▸ Task instructions:
All of the data below must be repeated exactly.

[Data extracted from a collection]
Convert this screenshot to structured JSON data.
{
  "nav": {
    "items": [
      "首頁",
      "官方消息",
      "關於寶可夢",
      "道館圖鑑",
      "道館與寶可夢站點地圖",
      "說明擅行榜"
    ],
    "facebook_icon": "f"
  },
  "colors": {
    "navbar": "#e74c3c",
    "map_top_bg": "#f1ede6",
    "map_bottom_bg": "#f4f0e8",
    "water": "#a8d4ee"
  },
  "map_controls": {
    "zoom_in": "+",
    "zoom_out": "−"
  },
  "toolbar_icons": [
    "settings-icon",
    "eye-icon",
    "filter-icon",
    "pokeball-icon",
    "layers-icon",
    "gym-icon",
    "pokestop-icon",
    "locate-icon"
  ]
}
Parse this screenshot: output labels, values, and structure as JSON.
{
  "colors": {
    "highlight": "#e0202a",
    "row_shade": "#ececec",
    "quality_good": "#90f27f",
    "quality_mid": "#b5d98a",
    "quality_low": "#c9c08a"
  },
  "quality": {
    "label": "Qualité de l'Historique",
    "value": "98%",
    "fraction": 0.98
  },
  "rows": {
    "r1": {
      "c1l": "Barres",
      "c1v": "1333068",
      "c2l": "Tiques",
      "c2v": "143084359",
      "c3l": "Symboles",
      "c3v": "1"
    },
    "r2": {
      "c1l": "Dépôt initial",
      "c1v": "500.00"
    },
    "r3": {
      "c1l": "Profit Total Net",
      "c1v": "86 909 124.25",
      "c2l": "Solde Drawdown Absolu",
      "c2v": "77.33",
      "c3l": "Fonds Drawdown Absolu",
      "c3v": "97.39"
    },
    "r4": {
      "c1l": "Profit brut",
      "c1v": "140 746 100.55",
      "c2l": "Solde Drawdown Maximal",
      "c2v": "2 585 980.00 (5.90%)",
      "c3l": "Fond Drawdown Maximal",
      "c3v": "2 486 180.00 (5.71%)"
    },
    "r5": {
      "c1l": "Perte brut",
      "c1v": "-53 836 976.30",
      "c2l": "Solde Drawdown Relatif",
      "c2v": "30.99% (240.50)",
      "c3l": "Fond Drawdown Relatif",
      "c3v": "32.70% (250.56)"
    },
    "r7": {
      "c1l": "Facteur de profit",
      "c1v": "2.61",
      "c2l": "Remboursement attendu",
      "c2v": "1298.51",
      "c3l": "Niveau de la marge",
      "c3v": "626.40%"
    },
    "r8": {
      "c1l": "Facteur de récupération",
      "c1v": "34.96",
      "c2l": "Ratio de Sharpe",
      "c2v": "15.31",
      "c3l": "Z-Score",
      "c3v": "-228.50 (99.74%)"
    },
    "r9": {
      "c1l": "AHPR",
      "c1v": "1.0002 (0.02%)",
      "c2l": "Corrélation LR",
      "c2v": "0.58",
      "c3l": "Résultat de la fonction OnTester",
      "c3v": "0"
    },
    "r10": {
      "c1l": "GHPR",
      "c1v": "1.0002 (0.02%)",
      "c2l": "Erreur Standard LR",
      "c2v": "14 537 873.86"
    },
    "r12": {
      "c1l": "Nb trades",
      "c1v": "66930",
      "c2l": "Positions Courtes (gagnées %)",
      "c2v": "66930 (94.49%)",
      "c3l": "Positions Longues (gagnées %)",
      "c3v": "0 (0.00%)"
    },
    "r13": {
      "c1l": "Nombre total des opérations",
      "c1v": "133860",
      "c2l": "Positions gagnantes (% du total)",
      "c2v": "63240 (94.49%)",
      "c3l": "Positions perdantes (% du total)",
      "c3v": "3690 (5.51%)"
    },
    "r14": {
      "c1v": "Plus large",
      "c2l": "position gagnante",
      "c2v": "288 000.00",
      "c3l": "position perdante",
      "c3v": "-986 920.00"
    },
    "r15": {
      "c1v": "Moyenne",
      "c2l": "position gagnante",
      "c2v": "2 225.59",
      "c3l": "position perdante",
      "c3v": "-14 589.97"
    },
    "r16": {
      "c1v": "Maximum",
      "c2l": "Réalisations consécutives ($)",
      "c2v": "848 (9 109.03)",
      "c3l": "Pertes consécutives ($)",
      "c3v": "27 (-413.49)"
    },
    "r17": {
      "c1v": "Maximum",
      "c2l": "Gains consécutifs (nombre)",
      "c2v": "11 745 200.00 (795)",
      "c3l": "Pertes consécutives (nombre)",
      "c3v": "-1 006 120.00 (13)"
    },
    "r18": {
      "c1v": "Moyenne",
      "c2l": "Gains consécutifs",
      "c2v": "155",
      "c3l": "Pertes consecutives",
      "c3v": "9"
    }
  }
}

▸ Response to the task:
Convert this screenshot to structured JSON data.
{
  "nav": {
    "items": [
      "首頁",
      "官方消息",
      "關於寶可夢",
      "道館圖鑑",
      "道館與寶可夢站點地圖",
      "說明擅行榜"
    ],
    "facebook_icon": "f"
  },
  "colors": {
    "navbar": "#e74c3c",
    "map_top_bg": "#f1ede6",
    "map_bottom_bg": "#f4f0e8",
    "water": "#a8d4ee"
  },
  "map_controls": {
    "zoom_in": "+",
    "zoom_out": "−"
  },
  "toolbar_icons": [
    "settings-icon",
    "eye-icon",
    "filter-icon",
    "pokeball-icon",
    "layers-icon",
    "gym-icon",
    "pokestop-icon",
    "locate-icon"
  ]
}
Parse this screenshot: output labels, values, and structure as JSON.
{
  "colors": {
    "highlight": "#e0202a",
    "row_shade": "#ececec",
    "quality_good": "#90f27f",
    "quality_mid": "#b5d98a",
    "quality_low": "#c9c08a"
  },
  "quality": {
    "label": "Qualité de l'Historique",
    "value": "98%",
    "fraction": 0.98
  },
  "rows": {
    "r1": {
      "c1l": "Barres",
      "c1v": "1333068",
      "c2l": "Tiques",
      "c2v": "143084359",
      "c3l": "Symboles",
      "c3v": "1"
    },
    "r2": {
      "c1l": "Dépôt initial",
      "c1v": "500.00"
    },
    "r3": {
      "c1l": "Profit Total Net",
      "c1v": "86 909 124.25",
      "c2l": "Solde Drawdown Absolu",
      "c2v": "77.33",
      "c3l": "Fonds Drawdown Absolu",
      "c3v": "97.39"
    },
    "r4": {
      "c1l": "Profit brut",
      "c1v": "140 746 100.55",
      "c2l": "Solde Drawdown Maximal",
      "c2v": "2 585 980.00 (5.90%)",
      "c3l": "Fond Drawdown Maximal",
      "c3v": "2 486 180.00 (5.71%)"
    },
    "r5": {
      "c1l": "Perte brut",
      "c1v": "-53 836 976.30",
      "c2l": "Solde Drawdown Relatif",
      "c2v": "30.99% (240.50)",
      "c3l": "Fond Drawdown Relatif",
      "c3v": "32.70% (250.56)"
    },
    "r7": {
      "c1l": "Facteur de profit",
      "c1v": "2.61",
      "c2l": "Remboursement attendu",
      "c2v": "1298.51",
      "c3l": "Niveau de la marge",
      "c3v": "626.40%"
    },
    "r8": {
      "c1l": "Facteur de récupération",
      "c1v": "34.96",
      "c2l": "Ratio de Sharpe",
      "c2v": "15.31",
      "c3l": "Z-Score",
      "c3v": "-228.50 (99.74%)"
    },
    "r9": {
      "c1l": "AHPR",
      "c1v": "1.0002 (0.02%)",
      "c2l": "Corrélation LR",
      "c2v": "0.58",
      "c3l": "Résultat de la fonction OnTester",
      "c3v": "0"
    },
    "r10": {
      "c1l": "GHPR",
      "c1v": "1.0002 (0.02%)",
      "c2l": "Erreur Standard LR",
      "c2v": "14 537 873.86"
    },
    "r12": {
      "c1l": "Nb trades",
      "c1v": "66930",
      "c2l": "Positions Courtes (gagnées %)",
      "c2v": "66930 (94.49%)",
      "c3l": "Positions Longues (gagnées %)",
      "c3v": "0 (0.00%)"
    },
    "r13": {
      "c1l": "Nombre total des opérations",
      "c1v": "133860",
      "c2l": "Positions gagnantes (% du total)",
      "c2v": "63240 (94.49%)",
      "c3l": "Positions perdantes (% du total)",
      "c3v": "3690 (5.51%)"
    },
    "r14": {
      "c1v": "Plus large",
      "c2l": "position gagnante",
      "c2v": "288 000.00",
      "c3l": "position perdante",
      "c3v": "-986 920.00"
    },
    "r15": {
      "c1v": "Moyenne",
      "c2l": "position gagnante",
      "c2v": "2 225.59",
      "c3l": "position perdante",
      "c3v": "-14 589.97"
    },
    "r16": {
      "c1v": "Maximum",
      "c2l": "Réalisations consécutives ($)",
      "c2v": "848 (9 109.03)",
      "c3l": "Pertes consécutives ($)",
      "c3v": "27 (-413.49)"
    },
    "r17": {
      "c1v": "Maximum",
      "c2l": "Gains consécutifs (nombre)",
      "c2v": "11 745 200.00 (795)",
      "c3l": "Pertes consécutives (nombre)",
      "c3v": "-1 006 120.00 (13)"
    },
    "r18": {
      "c1v": "Moyenne",
      "c2l": "Gains consécutifs",
      "c2v": "155",
      "c3l": "Pertes consecutives",
      "c3v": "9"
    }
  }
}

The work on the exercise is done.